** Opening Study text block **

Purpose of the Study:

  • To review metabolic alterations during tumor growth and their impact on cancer cachexia.
  • To discuss the role of tumor-secreted factors in host metabolic changes.
  • To highlight the complexity of cancer cachexia and the limitations of targeting single factors.

Main Methods:

  • Literature review of metabolic changes in cancer cachexia.
  • Analysis of tumor cell metabolism and secreted factors.
  • Discussion of the Warburg effect and Cori cycle activity.

Main Results:

  • Cancer cachexia involves decreased nutrient utilization and incorporation in muscles.
  • The Warburg effect and increased Cori cycle activity are key metabolic alterations.
  • Numerous pro-cachexia factors (e.g., TNFa, IL-6) have been identified, but none are singly effective treatments.

** Closing Study text block **
** Opening Extracted records block **

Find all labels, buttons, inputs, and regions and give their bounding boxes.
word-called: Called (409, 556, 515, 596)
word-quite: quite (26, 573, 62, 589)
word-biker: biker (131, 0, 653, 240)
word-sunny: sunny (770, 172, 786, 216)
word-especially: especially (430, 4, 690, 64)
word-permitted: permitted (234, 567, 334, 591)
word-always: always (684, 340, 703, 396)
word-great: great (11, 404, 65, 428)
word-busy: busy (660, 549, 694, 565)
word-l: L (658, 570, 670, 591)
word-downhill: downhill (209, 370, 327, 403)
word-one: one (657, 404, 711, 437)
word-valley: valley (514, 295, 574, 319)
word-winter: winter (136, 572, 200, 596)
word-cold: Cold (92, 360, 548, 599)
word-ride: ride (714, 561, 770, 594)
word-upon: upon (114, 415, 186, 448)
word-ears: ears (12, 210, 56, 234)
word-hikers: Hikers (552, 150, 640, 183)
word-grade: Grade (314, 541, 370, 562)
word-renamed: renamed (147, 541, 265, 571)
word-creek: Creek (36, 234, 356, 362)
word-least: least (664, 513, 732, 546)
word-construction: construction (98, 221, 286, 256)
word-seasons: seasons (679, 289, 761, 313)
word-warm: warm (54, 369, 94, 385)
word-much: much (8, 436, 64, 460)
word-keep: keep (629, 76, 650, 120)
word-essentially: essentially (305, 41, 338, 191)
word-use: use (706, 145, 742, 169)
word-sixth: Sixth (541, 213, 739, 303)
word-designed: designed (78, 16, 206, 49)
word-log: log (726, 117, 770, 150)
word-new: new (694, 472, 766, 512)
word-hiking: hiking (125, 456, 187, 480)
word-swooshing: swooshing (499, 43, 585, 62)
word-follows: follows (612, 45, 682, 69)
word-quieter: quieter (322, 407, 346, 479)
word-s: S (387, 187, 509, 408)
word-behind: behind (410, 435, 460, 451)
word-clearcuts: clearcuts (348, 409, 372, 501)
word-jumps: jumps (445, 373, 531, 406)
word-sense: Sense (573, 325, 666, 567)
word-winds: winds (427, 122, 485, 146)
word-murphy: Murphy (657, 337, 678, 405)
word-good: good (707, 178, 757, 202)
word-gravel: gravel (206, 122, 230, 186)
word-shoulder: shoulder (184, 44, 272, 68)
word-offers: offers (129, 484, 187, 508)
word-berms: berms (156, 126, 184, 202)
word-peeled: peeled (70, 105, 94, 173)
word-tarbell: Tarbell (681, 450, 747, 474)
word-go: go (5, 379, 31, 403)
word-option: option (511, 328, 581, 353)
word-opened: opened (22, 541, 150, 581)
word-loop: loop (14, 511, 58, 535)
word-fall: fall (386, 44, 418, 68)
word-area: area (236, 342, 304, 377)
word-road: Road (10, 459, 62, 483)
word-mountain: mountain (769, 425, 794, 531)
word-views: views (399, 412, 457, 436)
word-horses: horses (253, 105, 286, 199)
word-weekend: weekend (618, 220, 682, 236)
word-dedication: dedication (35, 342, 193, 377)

** Closing Extracted records block **

[Check your understanding]
a – According to the cancer cachexia summary, which two metabolic alterations are key?
b – Proceed with the cancer cachexia summary, picking up after its final line.
The entries are material unrelated to the cancer cachexia summary.

[Responses for each task]
a – The Warburg effect and increased Cori cycle activity.

b –
  • The multifactorial and personalized nature of cachexia suggests single-factor targeting is insufficient.

Conclusions:

  • Cancer cachexia is a complex syndrome driven by multifactorial metabolic changes and circulating factors.
  • Targeting individual circulating factors is unlikely to be a universally effective treatment for cancer cachexia.
  • Understanding the intricate metabolic interplay is crucial for developing effective therapeutic strategies.